■ **Brief**
Your task is to transcribe all the entries exactly, excluding pictures.

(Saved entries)
* BEGIN *

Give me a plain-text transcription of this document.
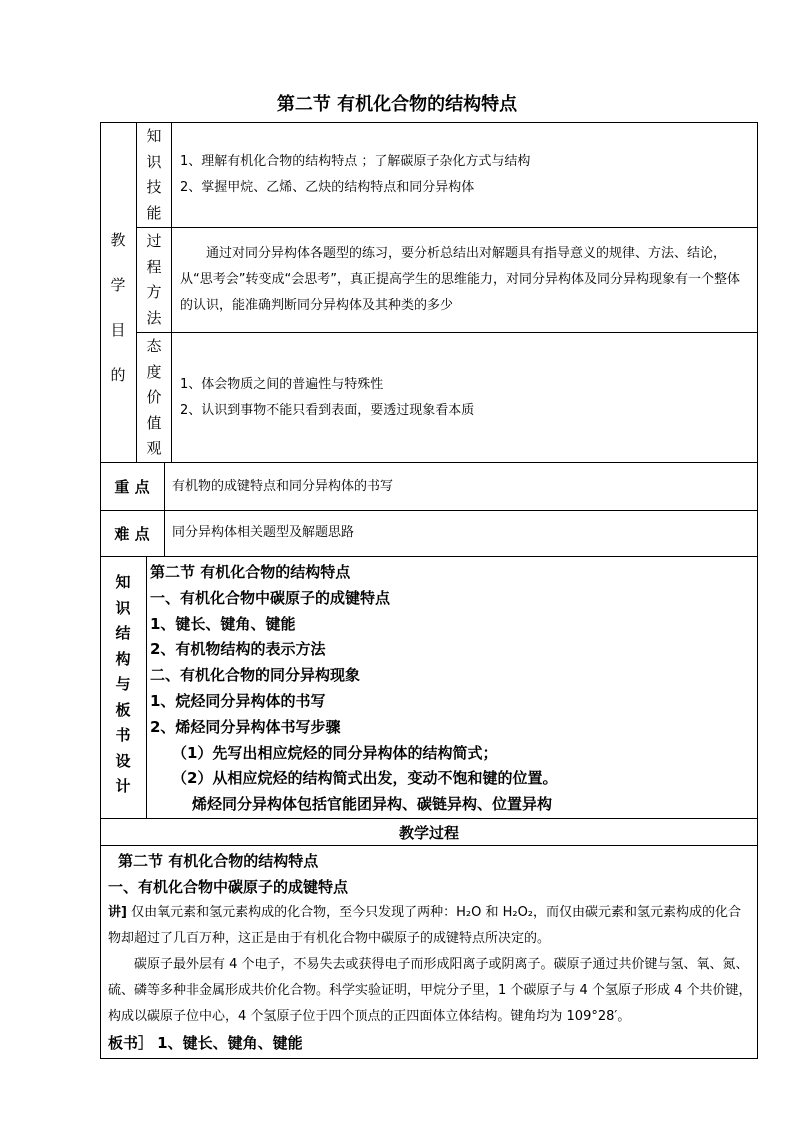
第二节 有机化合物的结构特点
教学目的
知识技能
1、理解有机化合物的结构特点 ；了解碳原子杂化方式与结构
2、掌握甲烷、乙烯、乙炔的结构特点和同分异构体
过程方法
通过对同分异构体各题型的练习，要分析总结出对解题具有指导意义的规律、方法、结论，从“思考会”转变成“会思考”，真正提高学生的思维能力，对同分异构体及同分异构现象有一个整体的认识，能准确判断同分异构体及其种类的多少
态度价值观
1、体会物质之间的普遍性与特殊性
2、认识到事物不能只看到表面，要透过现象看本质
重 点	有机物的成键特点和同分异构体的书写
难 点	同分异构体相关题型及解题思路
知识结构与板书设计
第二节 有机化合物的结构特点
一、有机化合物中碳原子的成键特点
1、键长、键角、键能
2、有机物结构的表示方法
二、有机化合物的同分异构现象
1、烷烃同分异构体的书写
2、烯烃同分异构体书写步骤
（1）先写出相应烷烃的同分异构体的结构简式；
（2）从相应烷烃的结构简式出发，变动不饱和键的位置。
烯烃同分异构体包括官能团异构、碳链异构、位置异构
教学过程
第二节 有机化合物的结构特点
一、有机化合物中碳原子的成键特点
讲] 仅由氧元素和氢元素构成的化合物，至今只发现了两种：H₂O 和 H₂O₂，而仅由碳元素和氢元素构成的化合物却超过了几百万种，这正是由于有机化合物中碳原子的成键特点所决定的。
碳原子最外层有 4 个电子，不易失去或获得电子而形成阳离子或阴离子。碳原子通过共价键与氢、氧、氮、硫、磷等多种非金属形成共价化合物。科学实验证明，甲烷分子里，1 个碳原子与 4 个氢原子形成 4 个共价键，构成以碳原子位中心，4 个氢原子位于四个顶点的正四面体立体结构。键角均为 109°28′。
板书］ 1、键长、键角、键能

* END *

■ **Solution for this task**
Give me a plain-text transcription of this document.
第二节 有机化合物的结构特点
教学目的
知识技能
1、理解有机化合物的结构特点 ；了解碳原子杂化方式与结构
2、掌握甲烷、乙烯、乙炔的结构特点和同分异构体
过程方法
通过对同分异构体各题型的练习，要分析总结出对解题具有指导意义的规律、方法、结论，从“思考会”转变成“会思考”，真正提高学生的思维能力，对同分异构体及同分异构现象有一个整体的认识，能准确判断同分异构体及其种类的多少
态度价值观
1、体会物质之间的普遍性与特殊性
2、认识到事物不能只看到表面，要透过现象看本质
重 点	有机物的成键特点和同分异构体的书写
难 点	同分异构体相关题型及解题思路
知识结构与板书设计
第二节 有机化合物的结构特点
一、有机化合物中碳原子的成键特点
1、键长、键角、键能
2、有机物结构的表示方法
二、有机化合物的同分异构现象
1、烷烃同分异构体的书写
2、烯烃同分异构体书写步骤
（1）先写出相应烷烃的同分异构体的结构简式；
（2）从相应烷烃的结构简式出发，变动不饱和键的位置。
烯烃同分异构体包括官能团异构、碳链异构、位置异构
教学过程
第二节 有机化合物的结构特点
一、有机化合物中碳原子的成键特点
讲] 仅由氧元素和氢元素构成的化合物，至今只发现了两种：H₂O 和 H₂O₂，而仅由碳元素和氢元素构成的化合物却超过了几百万种，这正是由于有机化合物中碳原子的成键特点所决定的。
碳原子最外层有 4 个电子，不易失去或获得电子而形成阳离子或阴离子。碳原子通过共价键与氢、氧、氮、硫、磷等多种非金属形成共价化合物。科学实验证明，甲烷分子里，1 个碳原子与 4 个氢原子形成 4 个共价键，构成以碳原子位中心，4 个氢原子位于四个顶点的正四面体立体结构。键角均为 109°28′。
板书］ 1、键长、键角、键能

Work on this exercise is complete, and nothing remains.